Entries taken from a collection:
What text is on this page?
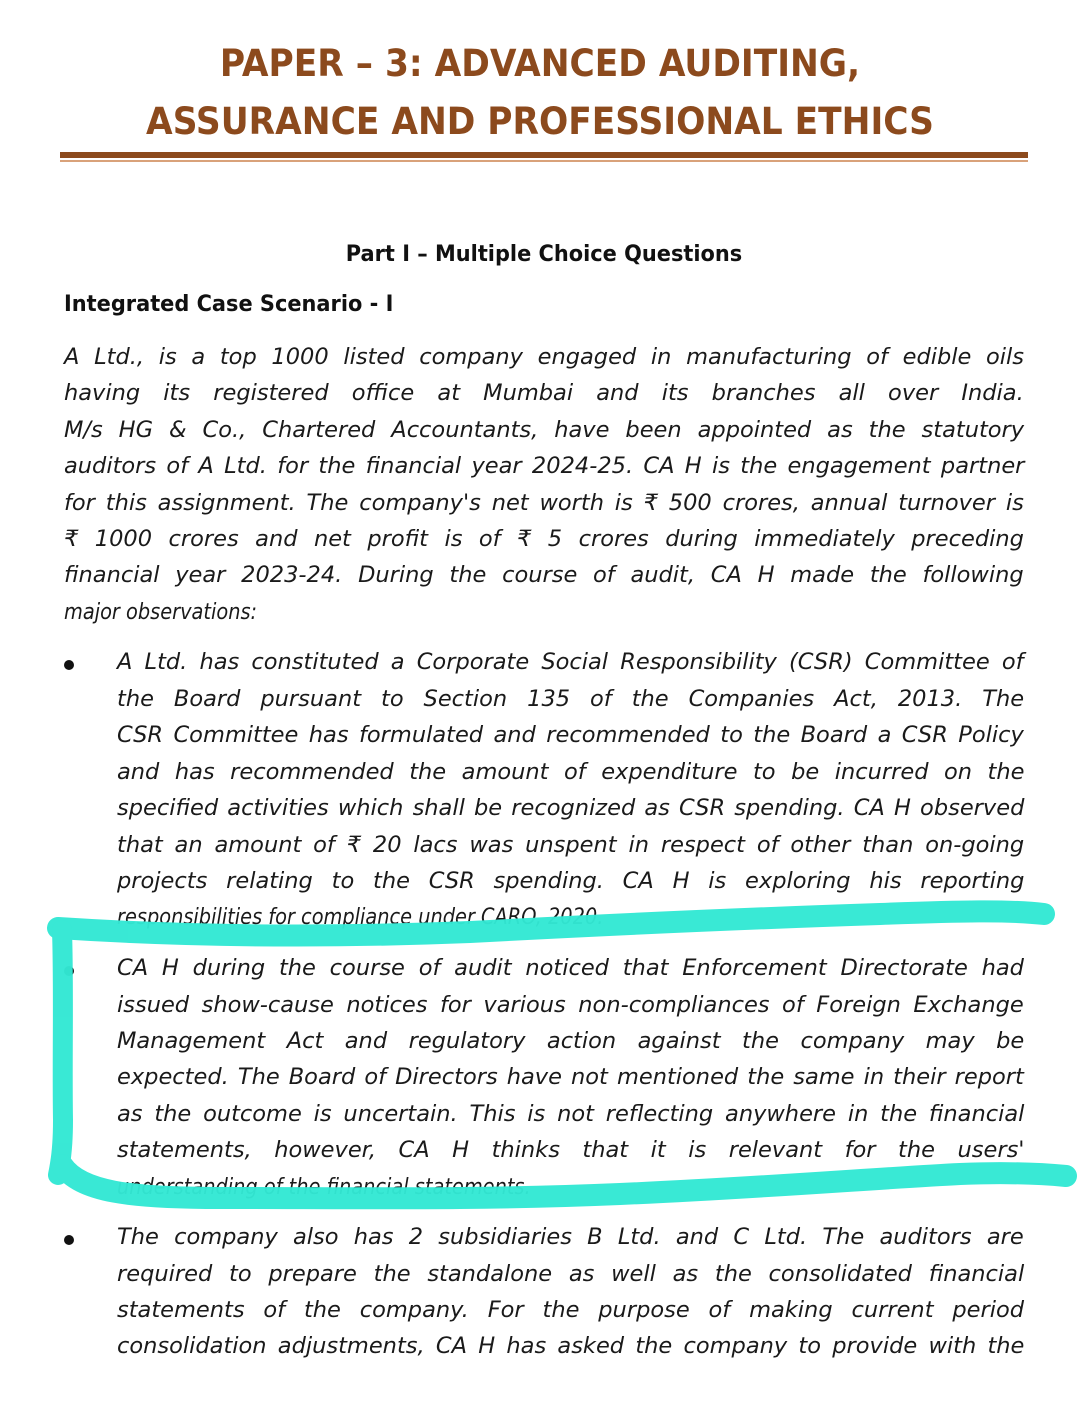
PAPER – 3: ADVANCED AUDITING,
ASSURANCE AND PROFESSIONAL ETHICS
Part I – Multiple Choice Questions
Integrated Case Scenario - I
A Ltd., is a top 1000 listed company engaged in manufacturing of edible oils
having its registered office at Mumbai and its branches all over India.
M/s HG & Co., Chartered Accountants, have been appointed as the statutory
auditors of A Ltd. for the financial year 2024-25. CA H is the engagement partner
for this assignment. The company's net worth is ₹ 500 crores, annual turnover is
₹ 1000 crores and net profit is of ₹ 5 crores during immediately preceding
financial year 2023-24. During the course of audit, CA H made the following
major observations:
A Ltd. has constituted a Corporate Social Responsibility (CSR) Committee of
the Board pursuant to Section 135 of the Companies Act, 2013. The
CSR Committee has formulated and recommended to the Board a CSR Policy
and has recommended the amount of expenditure to be incurred on the
specified activities which shall be recognized as CSR spending. CA H observed
that an amount of ₹ 20 lacs was unspent in respect of other than on-going
projects relating to the CSR spending. CA H is exploring his reporting
responsibilities for compliance under CARO, 2020.
CA H during the course of audit noticed that Enforcement Directorate had
issued show-cause notices for various non-compliances of Foreign Exchange
Management Act and regulatory action against the company may be
expected. The Board of Directors have not mentioned the same in their report
as the outcome is uncertain. This is not reflecting anywhere in the financial
statements, however, CA H thinks that it is relevant for the users'
understanding of the financial statements.
The company also has 2 subsidiaries B Ltd. and C Ltd. The auditors are
required to prepare the standalone as well as the consolidated financial
statements of the company. For the purpose of making current period
consolidation adjustments, CA H has asked the company to provide with the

Task to carry out — Leave out the pictures and retype every line above exactly.

Worked answer —
What text is on this page?
PAPER – 3: ADVANCED AUDITING,
ASSURANCE AND PROFESSIONAL ETHICS
Part I – Multiple Choice Questions
Integrated Case Scenario - I
A Ltd., is a top 1000 listed company engaged in manufacturing of edible oils
having its registered office at Mumbai and its branches all over India.
M/s HG & Co., Chartered Accountants, have been appointed as the statutory
auditors of A Ltd. for the financial year 2024-25. CA H is the engagement partner
for this assignment. The company's net worth is ₹ 500 crores, annual turnover is
₹ 1000 crores and net profit is of ₹ 5 crores during immediately preceding
financial year 2023-24. During the course of audit, CA H made the following
major observations:
A Ltd. has constituted a Corporate Social Responsibility (CSR) Committee of
the Board pursuant to Section 135 of the Companies Act, 2013. The
CSR Committee has formulated and recommended to the Board a CSR Policy
and has recommended the amount of expenditure to be incurred on the
specified activities which shall be recognized as CSR spending. CA H observed
that an amount of ₹ 20 lacs was unspent in respect of other than on-going
projects relating to the CSR spending. CA H is exploring his reporting
responsibilities for compliance under CARO, 2020.
CA H during the course of audit noticed that Enforcement Directorate had
issued show-cause notices for various non-compliances of Foreign Exchange
Management Act and regulatory action against the company may be
expected. The Board of Directors have not mentioned the same in their report
as the outcome is uncertain. This is not reflecting anywhere in the financial
statements, however, CA H thinks that it is relevant for the users'
understanding of the financial statements.
The company also has 2 subsidiaries B Ltd. and C Ltd. The auditors are
required to prepare the standalone as well as the consolidated financial
statements of the company. For the purpose of making current period
consolidation adjustments, CA H has asked the company to provide with the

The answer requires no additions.